Dans son idéologie, il y avait une composante anticolonialiste, souvent manquante dans l’ouvriérisme des camarades qui se proclamaient marxistes-léninistes orthodoxes mais qui en fait méprisaient et sous-estimaient les femmes et les masses exploitées des pays non industrialisés. (...) Refusant toute forme de colonialisme externe et interne à la société, il refusait aussi le plus ancien et le plus ancré des colonialismes, celui qu’exercent les hommes sur les femmes (Joyce Lussu 2012 : 123).11

Le féminisme de Joyce Lussu, du moins tel qu’il est exprimé dans Portrait en 1988, ne se réclame pas de théories différentialistes, essentialistes ou, comme elle les nomme, « séparatistes » (Joyce Lussu 2012 : 217), qui dérivent vers un discours portant sur la physiologie et la psychologie féminines. Son positionnement adopte au contraire une perspective égalitariste et existentialiste, et se place dans le sillage d’un féminisme universaliste, qui revendique la dignité humaine au sens large, dignité à laquelle les femmes doivent pouvoir prétendre au même titre que d’autres catégories ou minorités. Elle accueille cependant favorablement les mouvements féministes nés après 1968 – le « cri féministe » de 1971 (Joyce Lussu 2012 : 217) –, car ce mouvement sociétal, complémentaire de causes politiques, a permis, selon elle, d’enrichir les revendications de 1968-1969 d’une composante essentielle dans la remise en question des structures patriarcales traditionnelles.

▶ _Données extraites_

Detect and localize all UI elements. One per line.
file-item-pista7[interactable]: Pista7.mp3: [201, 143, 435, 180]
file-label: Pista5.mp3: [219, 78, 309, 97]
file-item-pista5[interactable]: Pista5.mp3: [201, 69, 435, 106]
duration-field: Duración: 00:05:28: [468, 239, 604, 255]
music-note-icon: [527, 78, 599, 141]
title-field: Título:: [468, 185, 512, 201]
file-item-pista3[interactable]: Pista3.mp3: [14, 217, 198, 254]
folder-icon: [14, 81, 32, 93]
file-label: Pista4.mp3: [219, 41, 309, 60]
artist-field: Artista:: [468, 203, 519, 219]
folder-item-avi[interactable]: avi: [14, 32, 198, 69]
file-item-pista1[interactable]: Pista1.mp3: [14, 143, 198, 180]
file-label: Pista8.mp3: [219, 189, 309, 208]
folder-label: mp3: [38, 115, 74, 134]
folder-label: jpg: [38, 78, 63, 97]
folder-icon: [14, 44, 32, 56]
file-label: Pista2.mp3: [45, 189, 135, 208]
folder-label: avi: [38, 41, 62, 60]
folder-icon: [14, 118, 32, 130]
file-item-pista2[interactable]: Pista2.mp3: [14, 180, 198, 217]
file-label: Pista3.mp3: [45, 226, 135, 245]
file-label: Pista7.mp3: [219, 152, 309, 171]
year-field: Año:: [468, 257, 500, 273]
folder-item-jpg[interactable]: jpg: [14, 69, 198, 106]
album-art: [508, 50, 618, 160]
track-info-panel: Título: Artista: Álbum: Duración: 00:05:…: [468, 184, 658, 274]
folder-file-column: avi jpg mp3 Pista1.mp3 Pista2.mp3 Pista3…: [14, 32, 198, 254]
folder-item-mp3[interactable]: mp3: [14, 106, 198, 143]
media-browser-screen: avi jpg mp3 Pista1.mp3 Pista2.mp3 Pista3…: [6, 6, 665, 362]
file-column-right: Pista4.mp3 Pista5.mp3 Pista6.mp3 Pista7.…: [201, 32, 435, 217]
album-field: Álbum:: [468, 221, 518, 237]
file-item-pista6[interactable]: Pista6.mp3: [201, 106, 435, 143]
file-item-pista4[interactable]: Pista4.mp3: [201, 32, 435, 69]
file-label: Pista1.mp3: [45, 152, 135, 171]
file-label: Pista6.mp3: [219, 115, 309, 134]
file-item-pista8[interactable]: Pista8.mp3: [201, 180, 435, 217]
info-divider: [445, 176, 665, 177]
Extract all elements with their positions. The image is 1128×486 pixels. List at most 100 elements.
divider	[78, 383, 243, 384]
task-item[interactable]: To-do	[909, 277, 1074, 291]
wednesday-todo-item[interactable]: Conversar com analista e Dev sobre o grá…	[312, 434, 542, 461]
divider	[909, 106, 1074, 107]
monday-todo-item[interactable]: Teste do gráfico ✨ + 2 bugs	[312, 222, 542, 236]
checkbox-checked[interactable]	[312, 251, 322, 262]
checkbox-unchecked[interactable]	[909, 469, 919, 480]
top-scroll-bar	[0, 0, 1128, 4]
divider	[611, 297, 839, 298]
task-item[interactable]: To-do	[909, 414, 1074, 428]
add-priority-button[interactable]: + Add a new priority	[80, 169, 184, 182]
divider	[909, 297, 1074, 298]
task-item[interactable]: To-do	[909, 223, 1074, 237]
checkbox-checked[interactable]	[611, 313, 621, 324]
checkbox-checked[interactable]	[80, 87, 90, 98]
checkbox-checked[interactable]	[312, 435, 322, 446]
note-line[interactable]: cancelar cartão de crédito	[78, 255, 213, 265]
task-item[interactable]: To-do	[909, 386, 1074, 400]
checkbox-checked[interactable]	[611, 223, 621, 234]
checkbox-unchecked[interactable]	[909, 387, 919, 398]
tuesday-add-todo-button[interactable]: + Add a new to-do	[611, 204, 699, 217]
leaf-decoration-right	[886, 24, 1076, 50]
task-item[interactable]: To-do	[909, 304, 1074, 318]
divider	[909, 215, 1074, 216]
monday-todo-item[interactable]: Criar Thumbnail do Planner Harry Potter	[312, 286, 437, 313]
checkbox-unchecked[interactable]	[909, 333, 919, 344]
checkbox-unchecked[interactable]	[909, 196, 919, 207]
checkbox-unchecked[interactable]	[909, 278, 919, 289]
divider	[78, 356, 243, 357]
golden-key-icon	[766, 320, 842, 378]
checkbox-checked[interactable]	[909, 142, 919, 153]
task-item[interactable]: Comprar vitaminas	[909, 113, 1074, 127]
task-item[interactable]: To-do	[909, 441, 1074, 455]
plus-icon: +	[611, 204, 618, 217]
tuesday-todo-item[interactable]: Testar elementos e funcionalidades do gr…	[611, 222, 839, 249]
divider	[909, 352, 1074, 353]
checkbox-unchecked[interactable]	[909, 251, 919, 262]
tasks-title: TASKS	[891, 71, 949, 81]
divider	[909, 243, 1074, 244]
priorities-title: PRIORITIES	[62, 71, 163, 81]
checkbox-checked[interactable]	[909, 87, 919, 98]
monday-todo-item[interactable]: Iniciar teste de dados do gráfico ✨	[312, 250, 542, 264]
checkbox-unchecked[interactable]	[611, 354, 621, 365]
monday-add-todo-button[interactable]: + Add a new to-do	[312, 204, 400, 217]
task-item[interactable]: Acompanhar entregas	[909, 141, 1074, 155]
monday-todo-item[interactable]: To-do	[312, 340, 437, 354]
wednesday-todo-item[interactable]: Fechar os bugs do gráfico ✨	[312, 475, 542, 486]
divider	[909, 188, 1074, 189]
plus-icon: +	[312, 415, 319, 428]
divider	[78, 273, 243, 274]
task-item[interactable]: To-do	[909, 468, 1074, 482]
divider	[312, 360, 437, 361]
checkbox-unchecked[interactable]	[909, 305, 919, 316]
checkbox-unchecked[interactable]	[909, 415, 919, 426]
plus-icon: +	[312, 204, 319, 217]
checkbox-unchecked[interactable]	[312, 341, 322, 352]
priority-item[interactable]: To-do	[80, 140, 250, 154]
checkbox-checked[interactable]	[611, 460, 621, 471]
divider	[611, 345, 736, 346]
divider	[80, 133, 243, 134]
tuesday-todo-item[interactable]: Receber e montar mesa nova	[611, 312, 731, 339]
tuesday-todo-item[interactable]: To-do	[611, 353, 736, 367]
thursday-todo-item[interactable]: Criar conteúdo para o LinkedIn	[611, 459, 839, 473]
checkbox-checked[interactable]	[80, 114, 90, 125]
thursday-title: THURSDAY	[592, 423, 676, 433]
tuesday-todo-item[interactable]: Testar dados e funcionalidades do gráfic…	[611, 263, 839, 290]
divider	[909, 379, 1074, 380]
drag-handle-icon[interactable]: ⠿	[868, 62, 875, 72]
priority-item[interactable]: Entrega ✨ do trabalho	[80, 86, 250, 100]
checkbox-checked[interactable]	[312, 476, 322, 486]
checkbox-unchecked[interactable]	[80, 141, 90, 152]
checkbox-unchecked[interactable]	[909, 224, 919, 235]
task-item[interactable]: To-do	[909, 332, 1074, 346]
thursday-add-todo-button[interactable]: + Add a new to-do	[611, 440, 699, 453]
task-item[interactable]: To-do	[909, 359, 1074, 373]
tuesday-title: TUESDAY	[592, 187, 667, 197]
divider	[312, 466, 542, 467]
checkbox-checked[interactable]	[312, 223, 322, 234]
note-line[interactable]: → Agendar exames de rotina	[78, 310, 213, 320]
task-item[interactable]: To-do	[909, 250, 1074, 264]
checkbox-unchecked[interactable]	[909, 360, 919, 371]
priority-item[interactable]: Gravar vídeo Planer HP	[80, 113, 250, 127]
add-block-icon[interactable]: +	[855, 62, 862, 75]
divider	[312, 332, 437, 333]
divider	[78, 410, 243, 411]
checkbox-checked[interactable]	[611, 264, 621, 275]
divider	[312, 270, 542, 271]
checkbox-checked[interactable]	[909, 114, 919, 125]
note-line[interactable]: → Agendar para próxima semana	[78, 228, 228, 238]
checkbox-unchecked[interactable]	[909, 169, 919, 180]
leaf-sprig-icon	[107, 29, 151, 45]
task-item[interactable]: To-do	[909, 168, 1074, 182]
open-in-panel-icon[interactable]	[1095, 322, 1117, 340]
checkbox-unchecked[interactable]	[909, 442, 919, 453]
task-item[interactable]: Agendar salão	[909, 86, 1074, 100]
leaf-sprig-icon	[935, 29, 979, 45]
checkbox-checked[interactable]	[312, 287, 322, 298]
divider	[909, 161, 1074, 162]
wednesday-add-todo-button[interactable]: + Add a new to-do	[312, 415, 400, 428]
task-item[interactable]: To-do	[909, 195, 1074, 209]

▶ _Consigne_
D'après le texte sur le féminisme de Joyce Lussu, pourquoi celle-ci accueille-t-elle favorablement les mouvements féministes nés après 1968 ? Répondez en une à trois phrases.

▶ _Corrigé de l'exercice_
Selon elle, ce mouvement sociétal, complémentaire de causes politiques, a permis d'enrichir les revendications de 1968-1969. Il y a ajouté une composante essentielle dans la remise en question des structures patriarcales traditionnelles.